PROBLEM STATEMENT — In the data below, find every line with the string "Ovila" and pull it out.
* begin *
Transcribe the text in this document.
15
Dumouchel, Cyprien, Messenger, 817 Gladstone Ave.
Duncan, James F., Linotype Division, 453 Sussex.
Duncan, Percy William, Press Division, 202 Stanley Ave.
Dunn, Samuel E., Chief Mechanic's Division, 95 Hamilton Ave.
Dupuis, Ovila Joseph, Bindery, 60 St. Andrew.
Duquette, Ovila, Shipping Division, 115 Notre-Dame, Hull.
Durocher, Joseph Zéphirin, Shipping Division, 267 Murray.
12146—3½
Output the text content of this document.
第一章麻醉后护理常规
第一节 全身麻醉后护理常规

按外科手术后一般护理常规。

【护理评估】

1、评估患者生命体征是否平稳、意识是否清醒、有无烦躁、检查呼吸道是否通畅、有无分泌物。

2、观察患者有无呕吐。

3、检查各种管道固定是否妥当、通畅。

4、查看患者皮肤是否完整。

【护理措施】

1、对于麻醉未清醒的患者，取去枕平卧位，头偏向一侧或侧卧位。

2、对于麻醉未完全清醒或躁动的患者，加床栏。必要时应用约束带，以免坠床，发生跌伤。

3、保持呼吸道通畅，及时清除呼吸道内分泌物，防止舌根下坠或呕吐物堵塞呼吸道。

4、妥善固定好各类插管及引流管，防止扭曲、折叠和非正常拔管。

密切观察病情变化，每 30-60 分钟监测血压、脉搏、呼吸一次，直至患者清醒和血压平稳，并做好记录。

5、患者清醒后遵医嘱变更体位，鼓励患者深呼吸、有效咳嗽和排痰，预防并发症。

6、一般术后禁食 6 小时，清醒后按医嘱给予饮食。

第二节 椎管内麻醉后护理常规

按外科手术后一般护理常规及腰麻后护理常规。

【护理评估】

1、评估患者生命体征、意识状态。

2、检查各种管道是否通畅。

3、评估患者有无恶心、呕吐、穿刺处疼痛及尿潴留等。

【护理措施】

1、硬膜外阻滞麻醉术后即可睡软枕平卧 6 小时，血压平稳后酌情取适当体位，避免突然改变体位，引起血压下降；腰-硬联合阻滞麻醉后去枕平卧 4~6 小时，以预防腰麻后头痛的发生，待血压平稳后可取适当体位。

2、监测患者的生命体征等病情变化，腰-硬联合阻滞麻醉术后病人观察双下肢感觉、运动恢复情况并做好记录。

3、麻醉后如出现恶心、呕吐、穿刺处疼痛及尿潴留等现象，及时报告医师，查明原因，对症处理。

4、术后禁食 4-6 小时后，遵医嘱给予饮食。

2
* end *
EXERCISE OUTPUT —
Dupuis, Ovila Joseph, Bindery, 60 St. Andrew.
Duquette, Ovila, Shipping Division, 115 Notre-Dame, Hull.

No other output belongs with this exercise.